To do: Give an exact copy of every entry.

Records to use:
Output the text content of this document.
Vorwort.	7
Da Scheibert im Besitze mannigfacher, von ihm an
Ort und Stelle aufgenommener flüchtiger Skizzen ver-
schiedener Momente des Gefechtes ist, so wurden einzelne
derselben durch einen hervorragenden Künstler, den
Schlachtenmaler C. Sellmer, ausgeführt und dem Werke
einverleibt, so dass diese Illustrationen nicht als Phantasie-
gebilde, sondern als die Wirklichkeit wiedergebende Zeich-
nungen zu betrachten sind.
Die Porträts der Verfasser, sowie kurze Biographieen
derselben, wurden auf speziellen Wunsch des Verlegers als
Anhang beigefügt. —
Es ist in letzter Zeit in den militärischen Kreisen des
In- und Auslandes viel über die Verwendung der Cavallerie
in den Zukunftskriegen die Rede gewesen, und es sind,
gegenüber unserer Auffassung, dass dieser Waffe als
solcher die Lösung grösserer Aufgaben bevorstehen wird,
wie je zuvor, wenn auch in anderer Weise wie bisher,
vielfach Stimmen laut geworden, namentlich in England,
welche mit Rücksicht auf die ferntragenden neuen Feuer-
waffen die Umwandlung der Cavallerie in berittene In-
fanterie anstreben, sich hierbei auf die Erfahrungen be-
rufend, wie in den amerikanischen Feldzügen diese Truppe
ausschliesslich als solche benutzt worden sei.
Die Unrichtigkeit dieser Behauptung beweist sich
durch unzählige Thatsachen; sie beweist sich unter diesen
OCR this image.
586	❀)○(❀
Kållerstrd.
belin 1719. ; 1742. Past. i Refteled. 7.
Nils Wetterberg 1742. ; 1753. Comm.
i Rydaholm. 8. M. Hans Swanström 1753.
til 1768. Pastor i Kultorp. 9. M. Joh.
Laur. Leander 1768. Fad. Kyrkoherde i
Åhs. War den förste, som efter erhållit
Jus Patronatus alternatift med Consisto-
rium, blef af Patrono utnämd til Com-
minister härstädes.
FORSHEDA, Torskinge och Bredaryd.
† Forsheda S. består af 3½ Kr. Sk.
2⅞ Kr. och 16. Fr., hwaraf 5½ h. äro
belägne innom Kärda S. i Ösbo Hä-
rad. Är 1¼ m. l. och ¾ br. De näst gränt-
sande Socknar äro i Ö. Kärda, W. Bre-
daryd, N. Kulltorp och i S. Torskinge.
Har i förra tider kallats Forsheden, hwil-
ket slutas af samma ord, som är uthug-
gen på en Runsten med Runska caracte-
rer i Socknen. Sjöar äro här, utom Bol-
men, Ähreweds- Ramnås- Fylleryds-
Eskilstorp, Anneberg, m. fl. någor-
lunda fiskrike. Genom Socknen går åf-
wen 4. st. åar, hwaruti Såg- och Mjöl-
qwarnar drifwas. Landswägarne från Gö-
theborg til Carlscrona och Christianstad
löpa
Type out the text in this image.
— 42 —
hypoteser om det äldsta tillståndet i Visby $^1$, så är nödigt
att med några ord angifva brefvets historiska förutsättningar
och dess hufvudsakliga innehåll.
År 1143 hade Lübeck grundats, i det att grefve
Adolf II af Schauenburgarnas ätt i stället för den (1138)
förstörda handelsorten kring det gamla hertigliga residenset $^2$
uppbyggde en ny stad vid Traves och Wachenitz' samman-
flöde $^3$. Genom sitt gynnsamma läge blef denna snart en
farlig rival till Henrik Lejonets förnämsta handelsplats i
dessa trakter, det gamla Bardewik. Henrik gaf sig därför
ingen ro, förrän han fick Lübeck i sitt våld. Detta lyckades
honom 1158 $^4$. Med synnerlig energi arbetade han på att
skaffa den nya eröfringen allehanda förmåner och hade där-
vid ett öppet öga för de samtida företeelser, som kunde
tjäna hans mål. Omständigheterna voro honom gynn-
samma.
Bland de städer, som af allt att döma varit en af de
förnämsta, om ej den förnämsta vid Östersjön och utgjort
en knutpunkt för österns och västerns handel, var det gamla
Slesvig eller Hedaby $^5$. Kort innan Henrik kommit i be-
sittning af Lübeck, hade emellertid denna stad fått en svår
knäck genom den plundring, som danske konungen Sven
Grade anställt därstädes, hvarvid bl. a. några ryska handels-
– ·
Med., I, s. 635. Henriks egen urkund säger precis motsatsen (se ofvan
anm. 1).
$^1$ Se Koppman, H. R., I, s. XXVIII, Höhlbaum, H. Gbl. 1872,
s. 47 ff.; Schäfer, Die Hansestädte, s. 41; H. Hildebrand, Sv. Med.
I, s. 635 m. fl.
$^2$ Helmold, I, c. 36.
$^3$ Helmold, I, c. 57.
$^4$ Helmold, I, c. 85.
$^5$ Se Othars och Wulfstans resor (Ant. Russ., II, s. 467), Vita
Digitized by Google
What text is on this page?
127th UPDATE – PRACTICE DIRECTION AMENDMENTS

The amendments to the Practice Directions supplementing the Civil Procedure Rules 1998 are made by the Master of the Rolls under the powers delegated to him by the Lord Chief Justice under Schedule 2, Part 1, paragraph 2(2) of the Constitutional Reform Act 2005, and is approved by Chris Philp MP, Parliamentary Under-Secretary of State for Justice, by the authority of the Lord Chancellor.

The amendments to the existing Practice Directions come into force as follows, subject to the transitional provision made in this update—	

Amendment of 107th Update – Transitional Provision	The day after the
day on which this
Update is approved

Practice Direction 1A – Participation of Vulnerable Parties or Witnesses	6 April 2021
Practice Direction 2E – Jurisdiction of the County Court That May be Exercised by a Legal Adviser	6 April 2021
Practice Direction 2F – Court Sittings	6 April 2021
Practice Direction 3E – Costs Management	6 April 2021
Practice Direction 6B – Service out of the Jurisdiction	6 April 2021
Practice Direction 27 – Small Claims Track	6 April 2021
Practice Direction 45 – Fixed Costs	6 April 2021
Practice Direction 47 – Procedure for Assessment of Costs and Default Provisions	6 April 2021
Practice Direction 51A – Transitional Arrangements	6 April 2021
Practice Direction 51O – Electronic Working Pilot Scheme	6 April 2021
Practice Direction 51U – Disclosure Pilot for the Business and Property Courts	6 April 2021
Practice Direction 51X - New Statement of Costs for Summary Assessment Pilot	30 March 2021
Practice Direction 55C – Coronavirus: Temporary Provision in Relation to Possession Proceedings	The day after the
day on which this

Solution for this problem:
Output the text content of this document.
Vorwort.	7
Da Scheibert im Besitze mannigfacher, von ihm an
Ort und Stelle aufgenommener flüchtiger Skizzen ver-
schiedener Momente des Gefechtes ist, so wurden einzelne
derselben durch einen hervorragenden Künstler, den
Schlachtenmaler C. Sellmer, ausgeführt und dem Werke
einverleibt, so dass diese Illustrationen nicht als Phantasie-
gebilde, sondern als die Wirklichkeit wiedergebende Zeich-
nungen zu betrachten sind.
Die Porträts der Verfasser, sowie kurze Biographieen
derselben, wurden auf speziellen Wunsch des Verlegers als
Anhang beigefügt. —
Es ist in letzter Zeit in den militärischen Kreisen des
In- und Auslandes viel über die Verwendung der Cavallerie
in den Zukunftskriegen die Rede gewesen, und es sind,
gegenüber unserer Auffassung, dass dieser Waffe als
solcher die Lösung grösserer Aufgaben bevorstehen wird,
wie je zuvor, wenn auch in anderer Weise wie bisher,
vielfach Stimmen laut geworden, namentlich in England,
welche mit Rücksicht auf die ferntragenden neuen Feuer-
waffen die Umwandlung der Cavallerie in berittene In-
fanterie anstreben, sich hierbei auf die Erfahrungen be-
rufend, wie in den amerikanischen Feldzügen diese Truppe
ausschliesslich als solche benutzt worden sei.
Die Unrichtigkeit dieser Behauptung beweist sich
durch unzählige Thatsachen; sie beweist sich unter diesen
OCR this image.
586	❀)○(❀
Kållerstrd.
belin 1719. ; 1742. Past. i Refteled. 7.
Nils Wetterberg 1742. ; 1753. Comm.
i Rydaholm. 8. M. Hans Swanström 1753.
til 1768. Pastor i Kultorp. 9. M. Joh.
Laur. Leander 1768. Fad. Kyrkoherde i
Åhs. War den förste, som efter erhållit
Jus Patronatus alternatift med Consisto-
rium, blef af Patrono utnämd til Com-
minister härstädes.
FORSHEDA, Torskinge och Bredaryd.
† Forsheda S. består af 3½ Kr. Sk.
2⅞ Kr. och 16. Fr., hwaraf 5½ h. äro
belägne innom Kärda S. i Ösbo Hä-
rad. Är 1¼ m. l. och ¾ br. De näst gränt-
sande Socknar äro i Ö. Kärda, W. Bre-
daryd, N. Kulltorp och i S. Torskinge.
Har i förra tider kallats Forsheden, hwil-
ket slutas af samma ord, som är uthug-
gen på en Runsten med Runska caracte-
rer i Socknen. Sjöar äro här, utom Bol-
men, Ähreweds- Ramnås- Fylleryds-
Eskilstorp, Anneberg, m. fl. någor-
lunda fiskrike. Genom Socknen går åf-
wen 4. st. åar, hwaruti Såg- och Mjöl-
qwarnar drifwas. Landswägarne från Gö-
theborg til Carlscrona och Christianstad
löpa
Type out the text in this image.
— 42 —
hypoteser om det äldsta tillståndet i Visby $^1$, så är nödigt
att med några ord angifva brefvets historiska förutsättningar
och dess hufvudsakliga innehåll.
År 1143 hade Lübeck grundats, i det att grefve
Adolf II af Schauenburgarnas ätt i stället för den (1138)
förstörda handelsorten kring det gamla hertigliga residenset $^2$
uppbyggde en ny stad vid Traves och Wachenitz' samman-
flöde $^3$. Genom sitt gynnsamma läge blef denna snart en
farlig rival till Henrik Lejonets förnämsta handelsplats i
dessa trakter, det gamla Bardewik. Henrik gaf sig därför
ingen ro, förrän han fick Lübeck i sitt våld. Detta lyckades
honom 1158 $^4$. Med synnerlig energi arbetade han på att
skaffa den nya eröfringen allehanda förmåner och hade där-
vid ett öppet öga för de samtida företeelser, som kunde
tjäna hans mål. Omständigheterna voro honom gynn-
samma.
Bland de städer, som af allt att döma varit en af de
förnämsta, om ej den förnämsta vid Östersjön och utgjort
en knutpunkt för österns och västerns handel, var det gamla
Slesvig eller Hedaby $^5$. Kort innan Henrik kommit i be-
sittning af Lübeck, hade emellertid denna stad fått en svår
knäck genom den plundring, som danske konungen Sven
Grade anställt därstädes, hvarvid bl. a. några ryska handels-
– ·
Med., I, s. 635. Henriks egen urkund säger precis motsatsen (se ofvan
anm. 1).
$^1$ Se Koppman, H. R., I, s. XXVIII, Höhlbaum, H. Gbl. 1872,
s. 47 ff.; Schäfer, Die Hansestädte, s. 41; H. Hildebrand, Sv. Med.
I, s. 635 m. fl.
$^2$ Helmold, I, c. 36.
$^3$ Helmold, I, c. 57.
$^4$ Helmold, I, c. 85.
$^5$ Se Othars och Wulfstans resor (Ant. Russ., II, s. 467), Vita
Digitized by Google
What text is on this page?
127th UPDATE – PRACTICE DIRECTION AMENDMENTS

The amendments to the Practice Directions supplementing the Civil Procedure Rules 1998 are made by the Master of the Rolls under the powers delegated to him by the Lord Chief Justice under Schedule 2, Part 1, paragraph 2(2) of the Constitutional Reform Act 2005, and is approved by Chris Philp MP, Parliamentary Under-Secretary of State for Justice, by the authority of the Lord Chancellor.

The amendments to the existing Practice Directions come into force as follows, subject to the transitional provision made in this update—	

Amendment of 107th Update – Transitional Provision	The day after the
day on which this
Update is approved

Practice Direction 1A – Participation of Vulnerable Parties or Witnesses	6 April 2021
Practice Direction 2E – Jurisdiction of the County Court That May be Exercised by a Legal Adviser	6 April 2021
Practice Direction 2F – Court Sittings	6 April 2021
Practice Direction 3E – Costs Management	6 April 2021
Practice Direction 6B – Service out of the Jurisdiction	6 April 2021
Practice Direction 27 – Small Claims Track	6 April 2021
Practice Direction 45 – Fixed Costs	6 April 2021
Practice Direction 47 – Procedure for Assessment of Costs and Default Provisions	6 April 2021
Practice Direction 51A – Transitional Arrangements	6 April 2021
Practice Direction 51O – Electronic Working Pilot Scheme	6 April 2021
Practice Direction 51U – Disclosure Pilot for the Business and Property Courts	6 April 2021
Practice Direction 51X - New Statement of Costs for Summary Assessment Pilot	30 March 2021
Practice Direction 55C – Coronavirus: Temporary Provision in Relation to Possession Proceedings	The day after the
day on which this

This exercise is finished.